PROBLEM TO WORK ON: Repeat every line below exactly as it reads.

Collection entries:
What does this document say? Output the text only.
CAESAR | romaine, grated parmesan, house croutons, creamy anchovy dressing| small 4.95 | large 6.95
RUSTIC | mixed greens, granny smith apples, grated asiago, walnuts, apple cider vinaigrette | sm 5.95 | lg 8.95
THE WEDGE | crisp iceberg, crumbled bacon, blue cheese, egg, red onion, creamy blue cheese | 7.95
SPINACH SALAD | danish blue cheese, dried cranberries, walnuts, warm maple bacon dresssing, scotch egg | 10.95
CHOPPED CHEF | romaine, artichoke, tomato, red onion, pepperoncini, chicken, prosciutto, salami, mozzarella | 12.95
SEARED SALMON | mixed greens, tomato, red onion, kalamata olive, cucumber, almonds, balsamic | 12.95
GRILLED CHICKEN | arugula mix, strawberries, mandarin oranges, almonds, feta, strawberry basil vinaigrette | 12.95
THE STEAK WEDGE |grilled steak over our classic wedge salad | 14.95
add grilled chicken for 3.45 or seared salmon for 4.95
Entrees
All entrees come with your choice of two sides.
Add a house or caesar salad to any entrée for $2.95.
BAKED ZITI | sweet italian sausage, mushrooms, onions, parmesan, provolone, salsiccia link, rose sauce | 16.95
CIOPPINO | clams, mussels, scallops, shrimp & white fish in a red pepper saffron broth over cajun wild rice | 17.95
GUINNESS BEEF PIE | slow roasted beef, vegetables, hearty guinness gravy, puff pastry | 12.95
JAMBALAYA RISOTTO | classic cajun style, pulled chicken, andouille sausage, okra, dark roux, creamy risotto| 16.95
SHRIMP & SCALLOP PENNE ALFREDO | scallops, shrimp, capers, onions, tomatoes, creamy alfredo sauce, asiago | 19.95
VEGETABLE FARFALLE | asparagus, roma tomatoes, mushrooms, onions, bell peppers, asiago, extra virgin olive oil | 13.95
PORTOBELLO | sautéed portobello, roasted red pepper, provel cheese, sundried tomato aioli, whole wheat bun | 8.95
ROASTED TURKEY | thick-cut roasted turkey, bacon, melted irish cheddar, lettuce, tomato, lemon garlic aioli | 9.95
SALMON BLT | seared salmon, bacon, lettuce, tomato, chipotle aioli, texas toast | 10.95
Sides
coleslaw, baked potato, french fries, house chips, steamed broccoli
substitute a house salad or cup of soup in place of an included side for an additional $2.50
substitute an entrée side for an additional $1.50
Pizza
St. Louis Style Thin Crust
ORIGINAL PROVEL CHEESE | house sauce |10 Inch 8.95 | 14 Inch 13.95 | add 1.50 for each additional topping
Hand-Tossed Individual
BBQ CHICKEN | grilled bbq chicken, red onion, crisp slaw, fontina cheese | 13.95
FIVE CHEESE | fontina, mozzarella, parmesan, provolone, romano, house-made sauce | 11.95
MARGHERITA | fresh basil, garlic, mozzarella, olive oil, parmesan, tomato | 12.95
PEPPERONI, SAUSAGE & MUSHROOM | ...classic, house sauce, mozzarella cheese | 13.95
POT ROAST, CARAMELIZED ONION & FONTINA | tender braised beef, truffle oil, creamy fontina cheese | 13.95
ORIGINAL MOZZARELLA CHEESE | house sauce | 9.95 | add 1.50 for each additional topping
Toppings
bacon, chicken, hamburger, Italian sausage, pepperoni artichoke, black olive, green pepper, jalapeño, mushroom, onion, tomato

RESPONSE:
What does this document say? Output the text only.
CAESAR | romaine, grated parmesan, house croutons, creamy anchovy dressing| small 4.95 | large 6.95
RUSTIC | mixed greens, granny smith apples, grated asiago, walnuts, apple cider vinaigrette | sm 5.95 | lg 8.95
THE WEDGE | crisp iceberg, crumbled bacon, blue cheese, egg, red onion, creamy blue cheese | 7.95
SPINACH SALAD | danish blue cheese, dried cranberries, walnuts, warm maple bacon dresssing, scotch egg | 10.95
CHOPPED CHEF | romaine, artichoke, tomato, red onion, pepperoncini, chicken, prosciutto, salami, mozzarella | 12.95
SEARED SALMON | mixed greens, tomato, red onion, kalamata olive, cucumber, almonds, balsamic | 12.95
GRILLED CHICKEN | arugula mix, strawberries, mandarin oranges, almonds, feta, strawberry basil vinaigrette | 12.95
THE STEAK WEDGE |grilled steak over our classic wedge salad | 14.95
add grilled chicken for 3.45 or seared salmon for 4.95
Entrees
All entrees come with your choice of two sides.
Add a house or caesar salad to any entrée for $2.95.
BAKED ZITI | sweet italian sausage, mushrooms, onions, parmesan, provolone, salsiccia link, rose sauce | 16.95
CIOPPINO | clams, mussels, scallops, shrimp & white fish in a red pepper saffron broth over cajun wild rice | 17.95
GUINNESS BEEF PIE | slow roasted beef, vegetables, hearty guinness gravy, puff pastry | 12.95
JAMBALAYA RISOTTO | classic cajun style, pulled chicken, andouille sausage, okra, dark roux, creamy risotto| 16.95
SHRIMP & SCALLOP PENNE ALFREDO | scallops, shrimp, capers, onions, tomatoes, creamy alfredo sauce, asiago | 19.95
VEGETABLE FARFALLE | asparagus, roma tomatoes, mushrooms, onions, bell peppers, asiago, extra virgin olive oil | 13.95
PORTOBELLO | sautéed portobello, roasted red pepper, provel cheese, sundried tomato aioli, whole wheat bun | 8.95
ROASTED TURKEY | thick-cut roasted turkey, bacon, melted irish cheddar, lettuce, tomato, lemon garlic aioli | 9.95
SALMON BLT | seared salmon, bacon, lettuce, tomato, chipotle aioli, texas toast | 10.95
Sides
coleslaw, baked potato, french fries, house chips, steamed broccoli
substitute a house salad or cup of soup in place of an included side for an additional $2.50
substitute an entrée side for an additional $1.50
Pizza
St. Louis Style Thin Crust
ORIGINAL PROVEL CHEESE | house sauce |10 Inch 8.95 | 14 Inch 13.95 | add 1.50 for each additional topping
Hand-Tossed Individual
BBQ CHICKEN | grilled bbq chicken, red onion, crisp slaw, fontina cheese | 13.95
FIVE CHEESE | fontina, mozzarella, parmesan, provolone, romano, house-made sauce | 11.95
MARGHERITA | fresh basil, garlic, mozzarella, olive oil, parmesan, tomato | 12.95
PEPPERONI, SAUSAGE & MUSHROOM | ...classic, house sauce, mozzarella cheese | 13.95
POT ROAST, CARAMELIZED ONION & FONTINA | tender braised beef, truffle oil, creamy fontina cheese | 13.95
ORIGINAL MOZZARELLA CHEESE | house sauce | 9.95 | add 1.50 for each additional topping
Toppings
bacon, chicken, hamburger, Italian sausage, pepperoni artichoke, black olive, green pepper, jalapeño, mushroom, onion, tomato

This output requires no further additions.